##### DATASET CONTENT #####
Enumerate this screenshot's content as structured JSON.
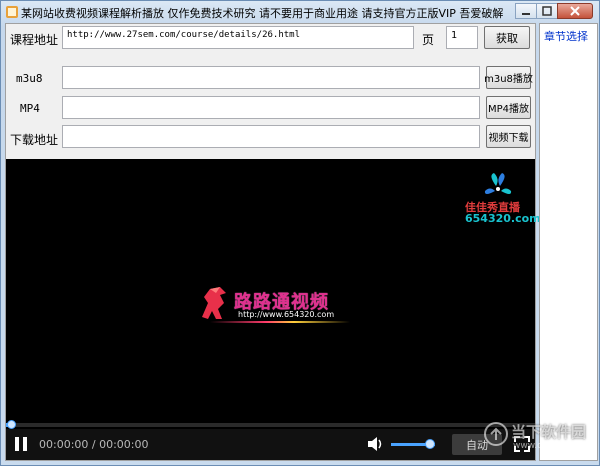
{
  "window": {
    "title": "某网站收费视频课程解析播放 仅作免费技术研究 请不要用于商业用途 请支持官方正版VIP 吾爱破解"
  },
  "form": {
    "course_label": "课程地址",
    "course_url": "http://www.27sem.com/course/details/26.html",
    "page_label": "页",
    "page_value": "1",
    "fetch_button": "获取",
    "m3u8_label": "m3u8",
    "m3u8_value": "",
    "m3u8_play_button": "m3u8播放",
    "mp4_label": "MP4",
    "mp4_value": "",
    "mp4_play_button": "MP4播放",
    "download_label": "下载地址",
    "download_value": "",
    "video_download_button": "视频下载"
  },
  "side": {
    "title": "章节选择"
  },
  "player": {
    "corner_logo_name": "佳佳秀直播",
    "corner_logo_number": "654320.com",
    "brand_name": "路路通视频",
    "brand_url": "http://www.654320.com",
    "time_display": "00:00:00 / 00:00:00",
    "quality_label": "自动",
    "progress": 0.0,
    "volume": 0.8
  },
  "watermark": {
    "text": "当下软件园",
    "url": "www.downxia.com"
  },
  "colors": {
    "accent": "#4aa3ff",
    "brand_pink": "#e0308e",
    "side_title": "#0033cc"
  }
}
#####
## GIVEN EXERCISE
Each record above is to be restated exactly, with its pictures removed from the copy.

## RESULT FOR THIS TASK
Enumerate this screenshot's content as structured JSON.
{
  "window": {
    "title": "某网站收费视频课程解析播放 仅作免费技术研究 请不要用于商业用途 请支持官方正版VIP 吾爱破解"
  },
  "form": {
    "course_label": "课程地址",
    "course_url": "http://www.27sem.com/course/details/26.html",
    "page_label": "页",
    "page_value": "1",
    "fetch_button": "获取",
    "m3u8_label": "m3u8",
    "m3u8_value": "",
    "m3u8_play_button": "m3u8播放",
    "mp4_label": "MP4",
    "mp4_value": "",
    "mp4_play_button": "MP4播放",
    "download_label": "下载地址",
    "download_value": "",
    "video_download_button": "视频下载"
  },
  "side": {
    "title": "章节选择"
  },
  "player": {
    "corner_logo_name": "佳佳秀直播",
    "corner_logo_number": "654320.com",
    "brand_name": "路路通视频",
    "brand_url": "http://www.654320.com",
    "time_display": "00:00:00 / 00:00:00",
    "quality_label": "自动",
    "progress": 0.0,
    "volume": 0.8
  },
  "watermark": {
    "text": "当下软件园",
    "url": "www.downxia.com"
  },
  "colors": {
    "accent": "#4aa3ff",
    "brand_pink": "#e0308e",
    "side_title": "#0033cc"
  }
}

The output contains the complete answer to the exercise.